▶ WORK TO COMPLETE: Can you print the data exactly and leave out each image?

BEGIN PROVIDED DATA

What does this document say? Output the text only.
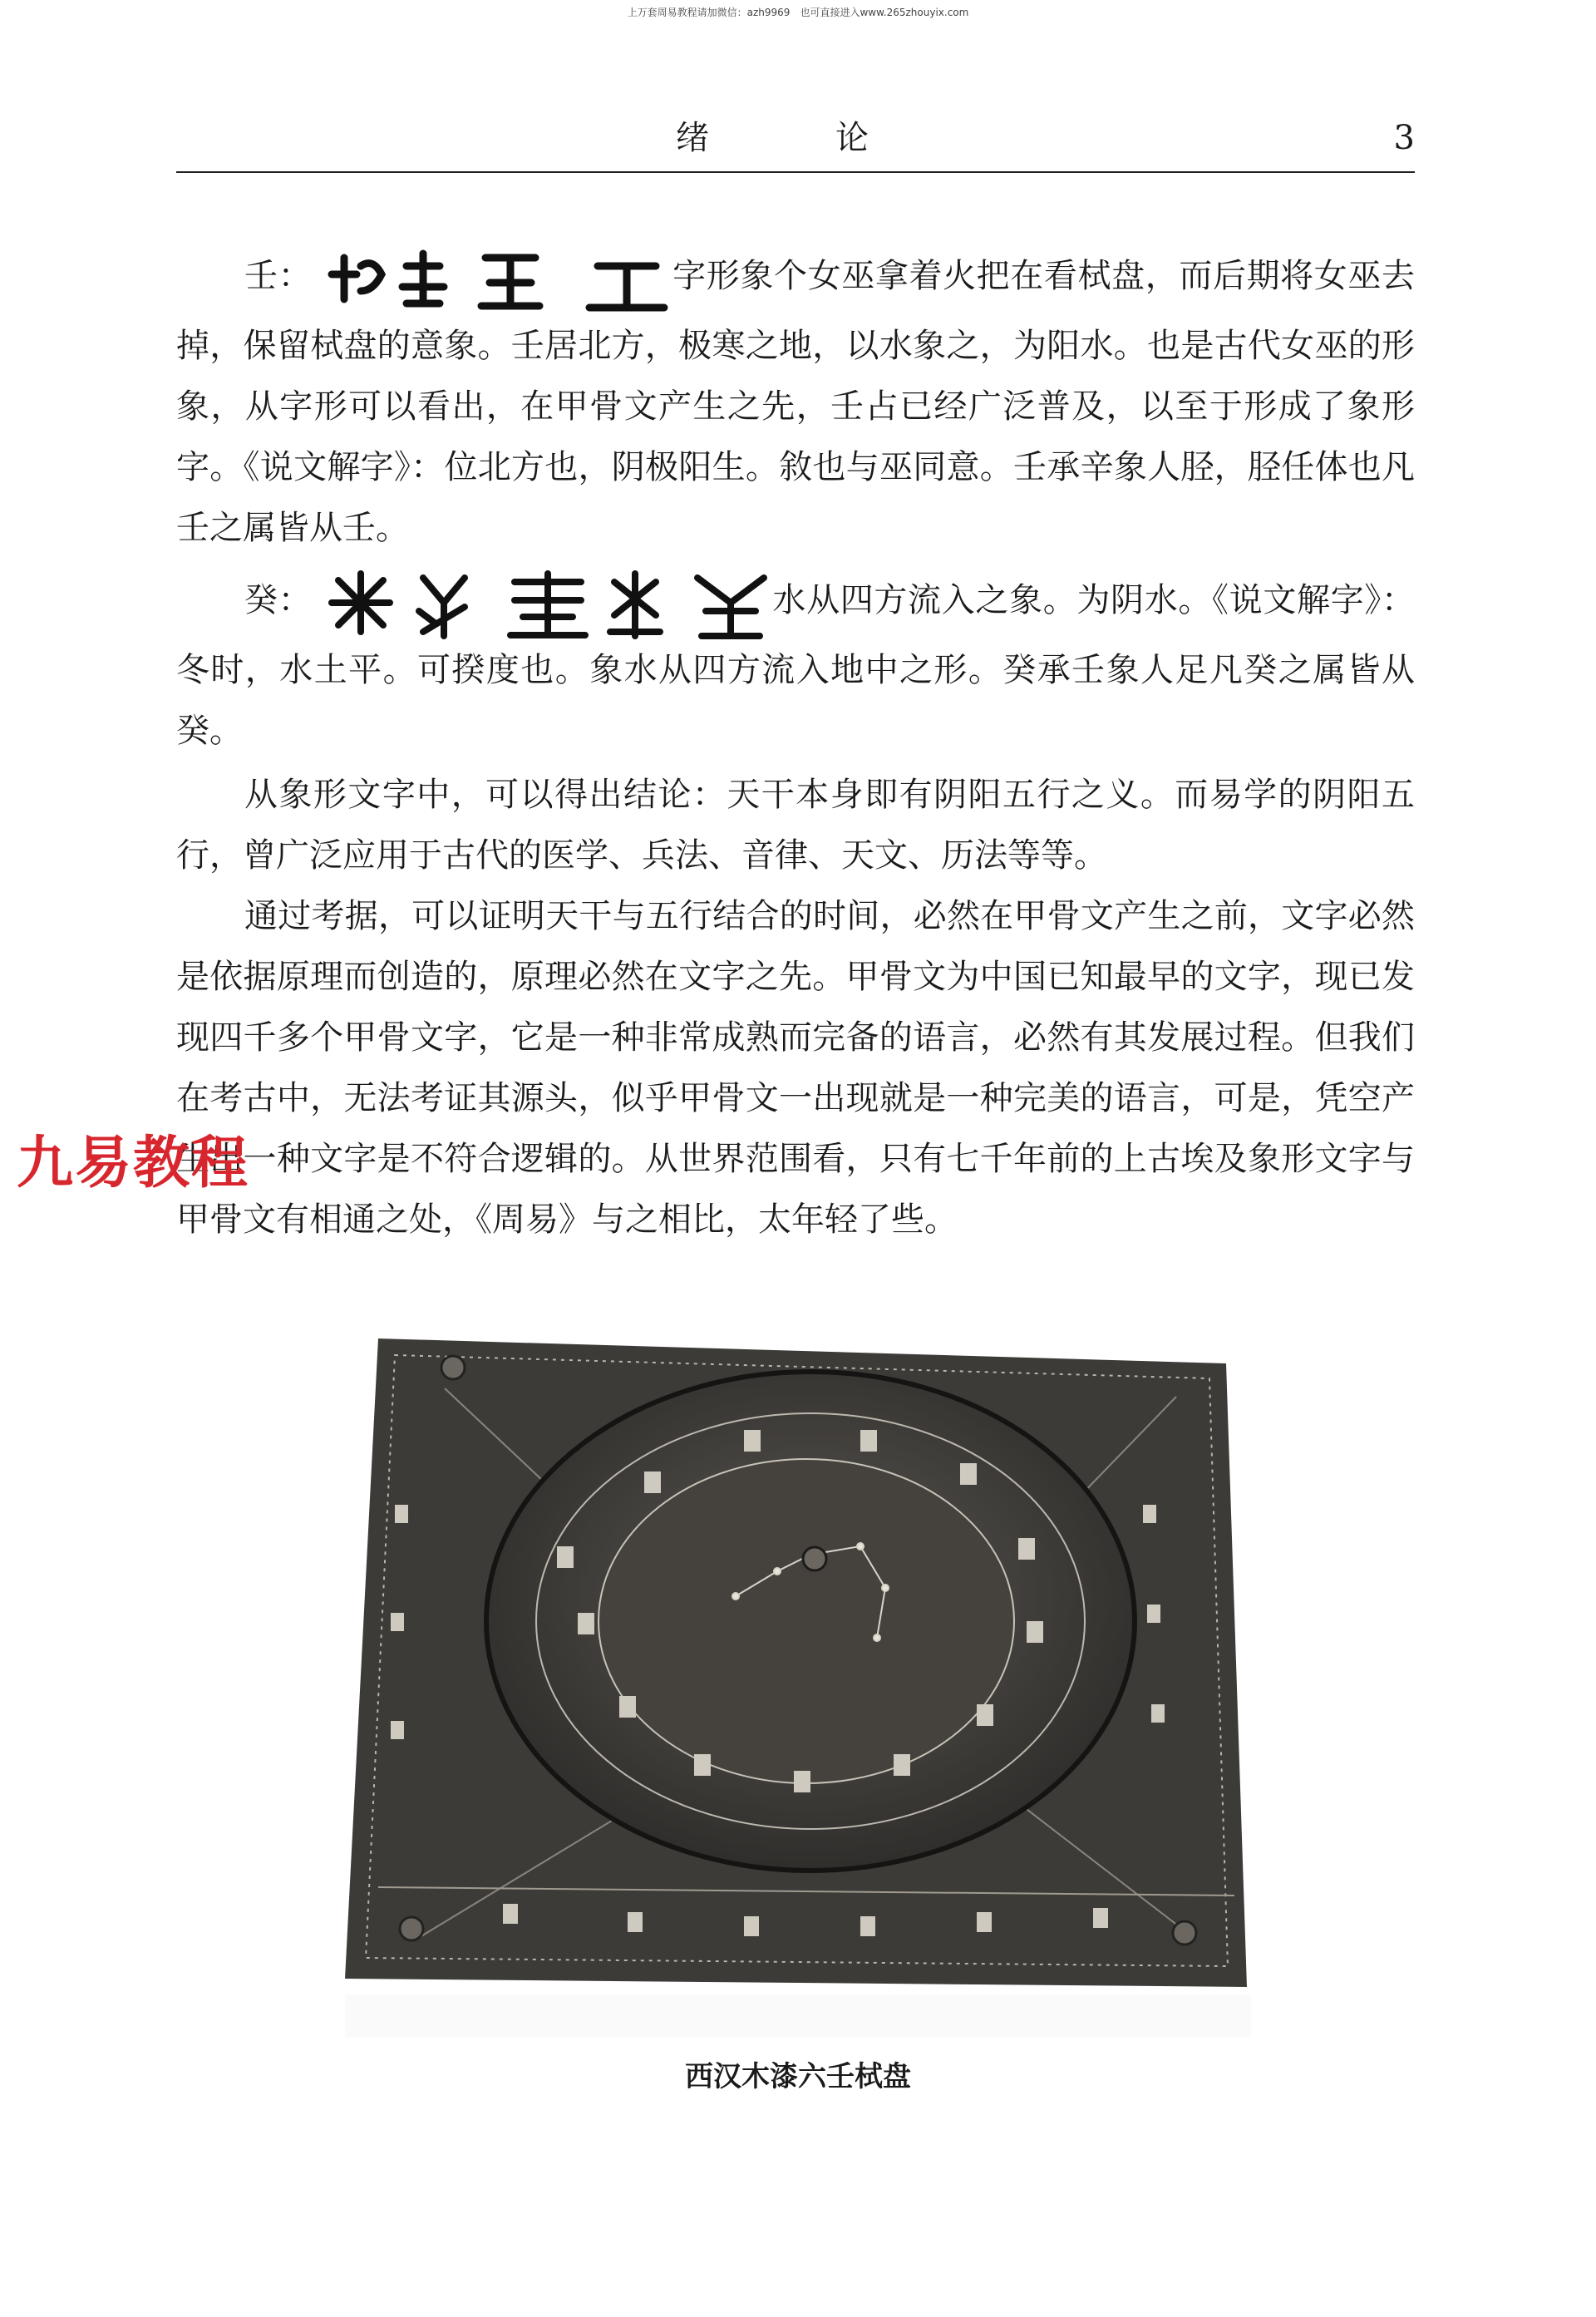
上万套周易教程请加微信：azh9969　也可直接进入www.265zhouyix.com
绪　论	3

壬：	字形象个女巫拿着火把在看栻盘，而后期将女巫去掉，保留栻盘的意象。壬居北方，极寒之地，以水象之，为阳水。也是古代女巫的形象，从字形可以看出，在甲骨文产生之先，壬占已经广泛普及，以至于形成了象形字。《说文解字》：位北方也，阴极阳生。敘也与巫同意。壬承辛象人胫，胫任体也凡壬之属皆从壬。

癸：	水从四方流入之象。为阴水。《说文解字》：冬时，水土平。可揆度也。象水从四方流入地中之形。癸承壬象人足凡癸之属皆从癸。

从象形文字中，可以得出结论：天干本身即有阴阳五行之义。而易学的阴阳五行，曾广泛应用于古代的医学、兵法、音律、天文、历法等等。

通过考据，可以证明天干与五行结合的时间，必然在甲骨文产生之前，文字必然是依据原理而创造的，原理必然在文字之先。甲骨文为中国已知最早的文字，现已发现四千多个甲骨文字，它是一种非常成熟而完备的语言，必然有其发展过程。但我们在考古中，无法考证其源头，似乎甲骨文一出现就是一种完美的语言，可是，凭空产生出一种文字是不符合逻辑的。从世界范围看，只有七千年前的上古埃及象形文字与甲骨文有相通之处，《周易》与之相比，太年轻了些。

九易教程
西汉木漆六壬栻盘
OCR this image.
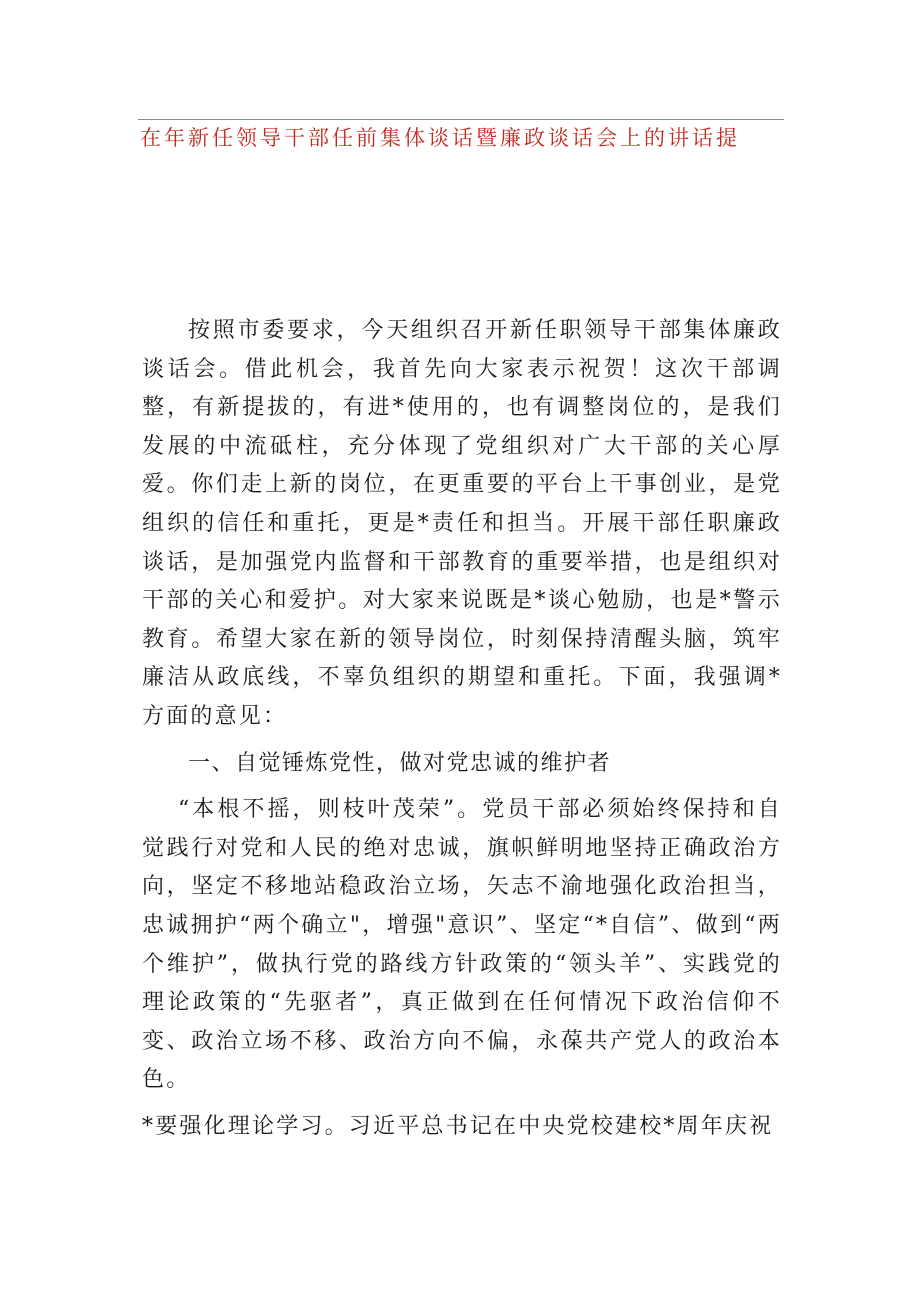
在年新任领导干部任前集体谈话暨廉政谈话会上的讲话提

按照市委要求，今天组织召开新任职领导干部集体廉政谈话会。借此机会，我首先向大家表示祝贺！这次干部调整，有新提拔的，有进*使用的，也有调整岗位的，是我们发展的中流砥柱，充分体现了党组织对广大干部的关心厚爱。你们走上新的岗位，在更重要的平台上干事创业，是党组织的信任和重托，更是*责任和担当。开展干部任职廉政谈话，是加强党内监督和干部教育的重要举措，也是组织对干部的关心和爱护。对大家来说既是*谈心勉励，也是*警示教育。希望大家在新的领导岗位，时刻保持清醒头脑，筑牢廉洁从政底线，不辜负组织的期望和重托。下面，我强调*方面的意见：

一、自觉锤炼党性，做对党忠诚的维护者

“本根不摇，则枝叶茂荣”。党员干部必须始终保持和自觉践行对党和人民的绝对忠诚，旗帜鲜明地坚持正确政治方向，坚定不移地站稳政治立场，矢志不渝地强化政治担当，忠诚拥护“两个确立"，增强"意识”、坚定“*自信”、做到“两个维护”，做执行党的路线方针政策的“领头羊”、实践党的理论政策的“先驱者”，真正做到在任何情况下政治信仰不变、政治立场不移、政治方向不偏，永葆共产党人的政治本色。

*要强化理论学习。习近平总书记在中央党校建校*周年庆祝
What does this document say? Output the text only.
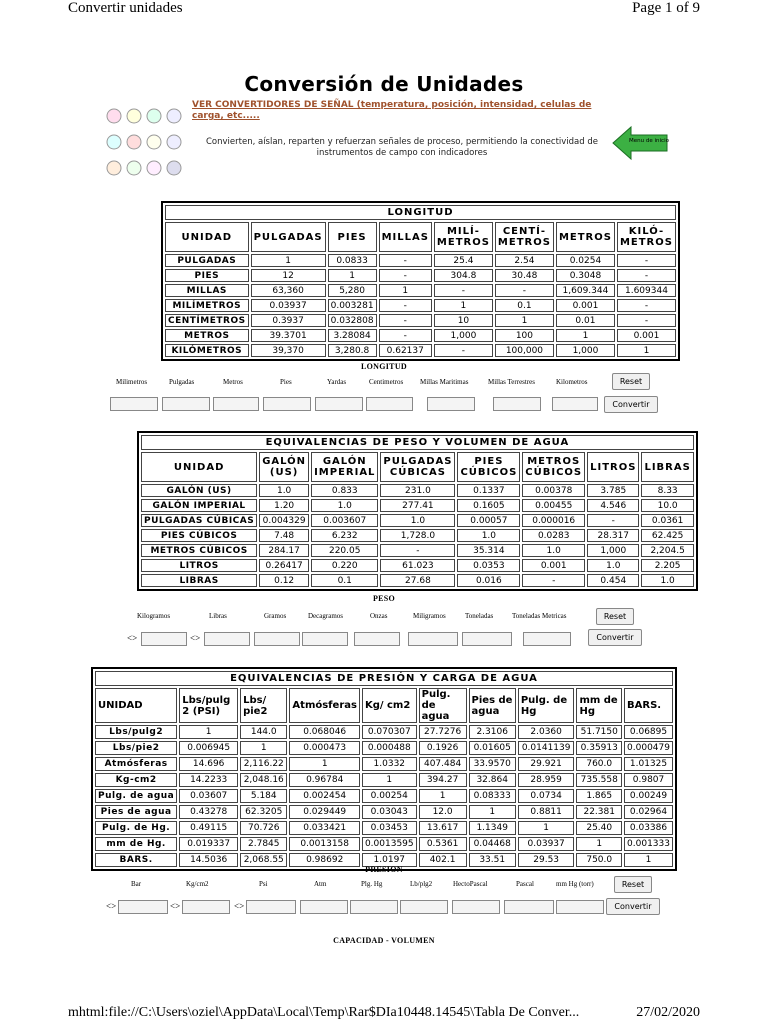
Convertir unidades	Page 1 of 9
Conversión de Unidades
VER CONVERTIDORES DE SEÑAL (temperatura, posición, intensidad, celulas de carga, etc.....
Convierten, aíslan, reparten y refuerzan señales de proceso, permitiendo la conectividad de instrumentos de campo con indicadores
Menu de inicio
LONGITUD							
UNIDAD	PULGADAS	PIES	MILLAS	MILÍ-METROS	CENTÍ-METROS	METROS	KILÓ-METROS
PULGADAS	1	0.0833	-	25.4	2.54	0.0254	-
PIES	12	1	-	304.8	30.48	0.3048	-
MILLAS	63,360	5,280	1	-	-	1,609.344	1.609344
MILÍMETROS	0.03937	0.003281	-	1	0.1	0.001	-
CENTÍMETROS	0.3937	0.032808	-	10	1	0.01	-
METROS	39.3701	3.28084	-	1,000	100	1	0.001
KILÓMETROS	39,370	3,280.8	0.62137	-	100,000	1,000	1
LONGITUD
Milimetros	Pulgadas	Metros	Pies	Yardas	Centimetros Millas Maritimas	Millas Terrestres	Kilometros	Reset
Convertir
EQUIVALENCIAS DE PESO Y VOLUMEN DE AGUA							
UNIDAD	GALÓN (US)	GALÓN IMPERIAL	PULGADAS CÚBICAS	PIES CÚBICOS	METROS CÚBICOS	LITROS	LIBRAS
GALÓN (US)	1.0	0.833	231.0	0.1337	0.00378	3.785	8.33
GALÓN IMPERIAL	1.20	1.0	277.41	0.1605	0.00455	4.546	10.0
PULGADAS CÚBICAS	0.004329	0.003607	1.0	0.00057	0.000016	-	0.0361
PIES CÚBICOS	7.48	6.232	1,728.0	1.0	0.0283	28.317	62.425
METROS CÚBICOS	284.17	220.05	-	35.314	1.0	1,000	2,204.5
LITROS	0.26417	0.220	61.023	0.0353	0.001	1.0	2.205
LIBRAS	0.12	0.1	27.68	0.016	-	0.454	1.0
PESO
Kilogramos	Libras	Gramos	Decagramos	Onzas	Miligramos	Toneladas	Toneladas Metricas
<>	<>
Reset
Convertir
EQUIVALENCIAS DE PRESIÓN Y CARGA DE AGUA									
UNIDAD	Lbs/pulg 2 (PSI)	Lbs/ pie2	Atmósferas	Kg/ cm2	Pulg. de agua	Pies de agua	Pulg. de Hg	mm de Hg	BARS.
Lbs/pulg2	1	144.0	0.068046	0.070307	27.7276	2.3106	2.0360	51.7150	0.06895
Lbs/pie2	0.006945	1	0.000473	0.000488	0.1926	0.01605	0.0141139	0.35913	0.000479
Atmósferas	14.696	2,116.22	1	1.0332	407.484	33.9570	29.921	760.0	1.01325
Kg-cm2	14.2233	2,048.16	0.96784	1	394.27	32.864	28.959	735.558	0.9807
Pulg. de agua	0.03607	5.184	0.002454	0.00254	1	0.08333	0.0734	1.865	0.00249
Pies de agua	0.43278	62.3205	0.029449	0.03043	12.0	1	0.8811	22.381	0.02964
Pulg. de Hg.	0.49115	70.726	0.033421	0.03453	13.617	1.1349	1	25.40	0.03386
mm de Hg.	0.019337	2.7845	0.0013158	0.0013595	0.5361	0.04468	0.03937	1	0.001333
BARS.	14.5036	2,068.55	0.98692	1.0197	402.1	33.51	29.53	750.0	1
PRESION
Bar	Kg/cm2	Psi	Atm	Plg. Hg	Lb/plg2	HectoPascal	Pascal	mm Hg (torr)
<>	<>	<>
Reset
Convertir
CAPACIDAD - VOLUMEN
mhtml:file://C:\Users\oziel\AppData\Local\Temp\Rar$DIa10448.14545\Tabla De Conver...	27/02/2020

END PROVIDED DATA

▶ WRITTEN ANSWER:
What does this document say? Output the text only.
上万套周易教程请加微信：azh9969　也可直接进入www.265zhouyix.com
绪　论	3

壬：	字形象个女巫拿着火把在看栻盘，而后期将女巫去掉，保留栻盘的意象。壬居北方，极寒之地，以水象之，为阳水。也是古代女巫的形象，从字形可以看出，在甲骨文产生之先，壬占已经广泛普及，以至于形成了象形字。《说文解字》：位北方也，阴极阳生。敘也与巫同意。壬承辛象人胫，胫任体也凡壬之属皆从壬。

癸：	水从四方流入之象。为阴水。《说文解字》：冬时，水土平。可揆度也。象水从四方流入地中之形。癸承壬象人足凡癸之属皆从癸。

从象形文字中，可以得出结论：天干本身即有阴阳五行之义。而易学的阴阳五行，曾广泛应用于古代的医学、兵法、音律、天文、历法等等。

通过考据，可以证明天干与五行结合的时间，必然在甲骨文产生之前，文字必然是依据原理而创造的，原理必然在文字之先。甲骨文为中国已知最早的文字，现已发现四千多个甲骨文字，它是一种非常成熟而完备的语言，必然有其发展过程。但我们在考古中，无法考证其源头，似乎甲骨文一出现就是一种完美的语言，可是，凭空产生出一种文字是不符合逻辑的。从世界范围看，只有七千年前的上古埃及象形文字与甲骨文有相通之处，《周易》与之相比，太年轻了些。

九易教程
西汉木漆六壬栻盘
OCR this image.
在年新任领导干部任前集体谈话暨廉政谈话会上的讲话提

按照市委要求，今天组织召开新任职领导干部集体廉政谈话会。借此机会，我首先向大家表示祝贺！这次干部调整，有新提拔的，有进*使用的，也有调整岗位的，是我们发展的中流砥柱，充分体现了党组织对广大干部的关心厚爱。你们走上新的岗位，在更重要的平台上干事创业，是党组织的信任和重托，更是*责任和担当。开展干部任职廉政谈话，是加强党内监督和干部教育的重要举措，也是组织对干部的关心和爱护。对大家来说既是*谈心勉励，也是*警示教育。希望大家在新的领导岗位，时刻保持清醒头脑，筑牢廉洁从政底线，不辜负组织的期望和重托。下面，我强调*方面的意见：

一、自觉锤炼党性，做对党忠诚的维护者

“本根不摇，则枝叶茂荣”。党员干部必须始终保持和自觉践行对党和人民的绝对忠诚，旗帜鲜明地坚持正确政治方向，坚定不移地站稳政治立场，矢志不渝地强化政治担当，忠诚拥护“两个确立"，增强"意识”、坚定“*自信”、做到“两个维护”，做执行党的路线方针政策的“领头羊”、实践党的理论政策的“先驱者”，真正做到在任何情况下政治信仰不变、政治立场不移、政治方向不偏，永葆共产党人的政治本色。

*要强化理论学习。习近平总书记在中央党校建校*周年庆祝
What does this document say? Output the text only.
Convertir unidades	Page 1 of 9
Conversión de Unidades
VER CONVERTIDORES DE SEÑAL (temperatura, posición, intensidad, celulas de carga, etc.....
Convierten, aíslan, reparten y refuerzan señales de proceso, permitiendo la conectividad de instrumentos de campo con indicadores
Menu de inicio
LONGITUD							
UNIDAD	PULGADAS	PIES	MILLAS	MILÍ-METROS	CENTÍ-METROS	METROS	KILÓ-METROS
PULGADAS	1	0.0833	-	25.4	2.54	0.0254	-
PIES	12	1	-	304.8	30.48	0.3048	-
MILLAS	63,360	5,280	1	-	-	1,609.344	1.609344
MILÍMETROS	0.03937	0.003281	-	1	0.1	0.001	-
CENTÍMETROS	0.3937	0.032808	-	10	1	0.01	-
METROS	39.3701	3.28084	-	1,000	100	1	0.001
KILÓMETROS	39,370	3,280.8	0.62137	-	100,000	1,000	1
LONGITUD
Milimetros	Pulgadas	Metros	Pies	Yardas	Centimetros Millas Maritimas	Millas Terrestres	Kilometros	Reset
Convertir
EQUIVALENCIAS DE PESO Y VOLUMEN DE AGUA							
UNIDAD	GALÓN (US)	GALÓN IMPERIAL	PULGADAS CÚBICAS	PIES CÚBICOS	METROS CÚBICOS	LITROS	LIBRAS
GALÓN (US)	1.0	0.833	231.0	0.1337	0.00378	3.785	8.33
GALÓN IMPERIAL	1.20	1.0	277.41	0.1605	0.00455	4.546	10.0
PULGADAS CÚBICAS	0.004329	0.003607	1.0	0.00057	0.000016	-	0.0361
PIES CÚBICOS	7.48	6.232	1,728.0	1.0	0.0283	28.317	62.425
METROS CÚBICOS	284.17	220.05	-	35.314	1.0	1,000	2,204.5
LITROS	0.26417	0.220	61.023	0.0353	0.001	1.0	2.205
LIBRAS	0.12	0.1	27.68	0.016	-	0.454	1.0
PESO
Kilogramos	Libras	Gramos	Decagramos	Onzas	Miligramos	Toneladas	Toneladas Metricas
<>	<>
Reset
Convertir
EQUIVALENCIAS DE PRESIÓN Y CARGA DE AGUA									
UNIDAD	Lbs/pulg 2 (PSI)	Lbs/ pie2	Atmósferas	Kg/ cm2	Pulg. de agua	Pies de agua	Pulg. de Hg	mm de Hg	BARS.
Lbs/pulg2	1	144.0	0.068046	0.070307	27.7276	2.3106	2.0360	51.7150	0.06895
Lbs/pie2	0.006945	1	0.000473	0.000488	0.1926	0.01605	0.0141139	0.35913	0.000479
Atmósferas	14.696	2,116.22	1	1.0332	407.484	33.9570	29.921	760.0	1.01325
Kg-cm2	14.2233	2,048.16	0.96784	1	394.27	32.864	28.959	735.558	0.9807
Pulg. de agua	0.03607	5.184	0.002454	0.00254	1	0.08333	0.0734	1.865	0.00249
Pies de agua	0.43278	62.3205	0.029449	0.03043	12.0	1	0.8811	22.381	0.02964
Pulg. de Hg.	0.49115	70.726	0.033421	0.03453	13.617	1.1349	1	25.40	0.03386
mm de Hg.	0.019337	2.7845	0.0013158	0.0013595	0.5361	0.04468	0.03937	1	0.001333
BARS.	14.5036	2,068.55	0.98692	1.0197	402.1	33.51	29.53	750.0	1
PRESION
Bar	Kg/cm2	Psi	Atm	Plg. Hg	Lb/plg2	HectoPascal	Pascal	mm Hg (torr)
<>	<>	<>
Reset
Convertir
CAPACIDAD - VOLUMEN
mhtml:file://C:\Users\oziel\AppData\Local\Temp\Rar$DIa10448.14545\Tabla De Conver...	27/02/2020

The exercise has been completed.